TASK REQUIREMENTS -
Show all lines of the listing that hold the word "giao".

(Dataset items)

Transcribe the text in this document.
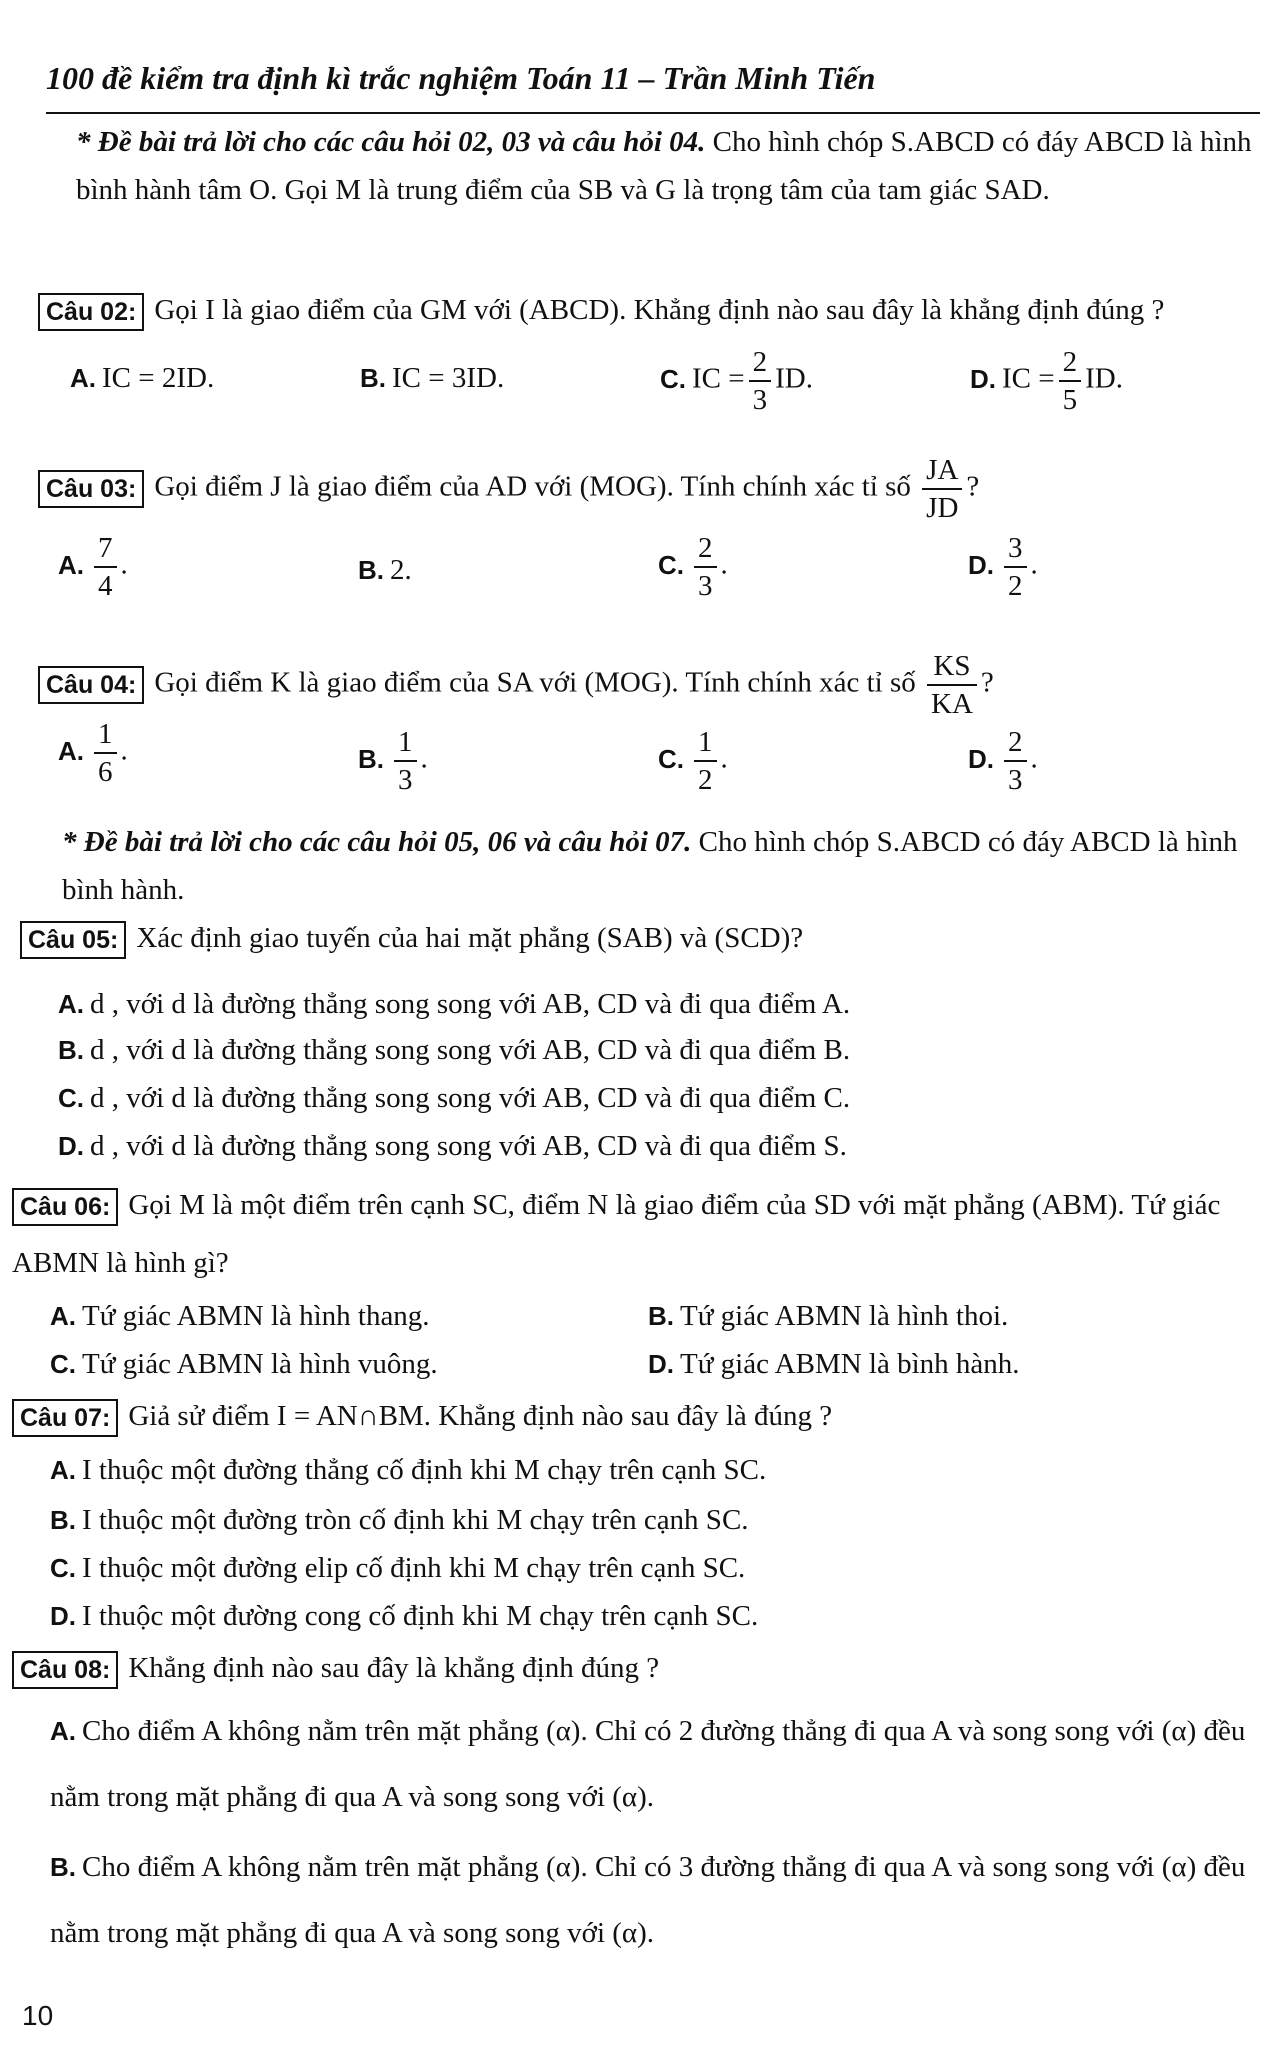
100 đề kiểm tra định kì trắc nghiệm Toán 11 – Trần Minh Tiến
* Đề bài trả lời cho các câu hỏi 02, 03 và câu hỏi 04. Cho hình chóp S.ABCD có đáy ABCD là hình bình hành tâm O. Gọi M là trung điểm của SB và G là trọng tâm của tam giác SAD.
Câu 02: Gọi I là giao điểm của GM với (ABCD). Khẳng định nào sau đây là khẳng định đúng ?
A. IC = 2ID.	B. IC = 3ID.	C. IC = $\frac{2}{3}$ ID.	D. IC = $\frac{2}{5}$ ID.
Câu 03: Gọi điểm J là giao điểm của AD với (MOG). Tính chính xác tỉ số $\frac{JA}{JD}$ ?
A. $\frac{7}{4}$ .	B. 2.	C. $\frac{2}{3}$ .	D. $\frac{3}{2}$ .
Câu 04: Gọi điểm K là giao điểm của SA với (MOG). Tính chính xác tỉ số $\frac{KS}{KA}$ ?
A. $\frac{1}{6}$ .	B. $\frac{1}{3}$ .	C. $\frac{1}{2}$ .	D. $\frac{2}{3}$ .
* Đề bài trả lời cho các câu hỏi 05, 06 và câu hỏi 07. Cho hình chóp S.ABCD có đáy ABCD là hình bình hành.
Câu 05: Xác định giao tuyến của hai mặt phẳng (SAB) và (SCD)?
A. d , với d là đường thẳng song song với AB, CD và đi qua điểm A.
B. d , với d là đường thẳng song song với AB, CD và đi qua điểm B.
C. d , với d là đường thẳng song song với AB, CD và đi qua điểm C.
D. d , với d là đường thẳng song song với AB, CD và đi qua điểm S.
Câu 06: Gọi M là một điểm trên cạnh SC, điểm N là giao điểm của SD với mặt phẳng (ABM). Tứ giác ABMN là hình gì?
A. Tứ giác ABMN là hình thang.	B. Tứ giác ABMN là hình thoi.
C. Tứ giác ABMN là hình vuông.	D. Tứ giác ABMN là bình hành.
Câu 07: Giả sử điểm I = AN∩BM. Khẳng định nào sau đây là đúng ?
A. I thuộc một đường thẳng cố định khi M chạy trên cạnh SC.
B. I thuộc một đường tròn cố định khi M chạy trên cạnh SC.
C. I thuộc một đường elip cố định khi M chạy trên cạnh SC.
D. I thuộc một đường cong cố định khi M chạy trên cạnh SC.
Câu 08: Khẳng định nào sau đây là khẳng định đúng ?
A. Cho điểm A không nằm trên mặt phẳng (α). Chỉ có 2 đường thẳng đi qua A và song song với (α) đều nằm trong mặt phẳng đi qua A và song song với (α).
B. Cho điểm A không nằm trên mặt phẳng (α). Chỉ có 3 đường thẳng đi qua A và song song với (α) đều nằm trong mặt phẳng đi qua A và song song với (α).
10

FULL OUTPUT -
Câu 02: Gọi I là giao điểm của GM với (ABCD). Khẳng định nào sau đây là khẳng định đúng ?
Câu 03: Gọi điểm J là giao điểm của AD với (MOG). Tính chính xác tỉ số $\frac{JA}{JD}$ ?
Câu 04: Gọi điểm K là giao điểm của SA với (MOG). Tính chính xác tỉ số $\frac{KS}{KA}$ ?
Câu 05: Xác định giao tuyến của hai mặt phẳng (SAB) và (SCD)?
Câu 06: Gọi M là một điểm trên cạnh SC, điểm N là giao điểm của SD với mặt phẳng (ABM). Tứ giác ABMN là hình gì?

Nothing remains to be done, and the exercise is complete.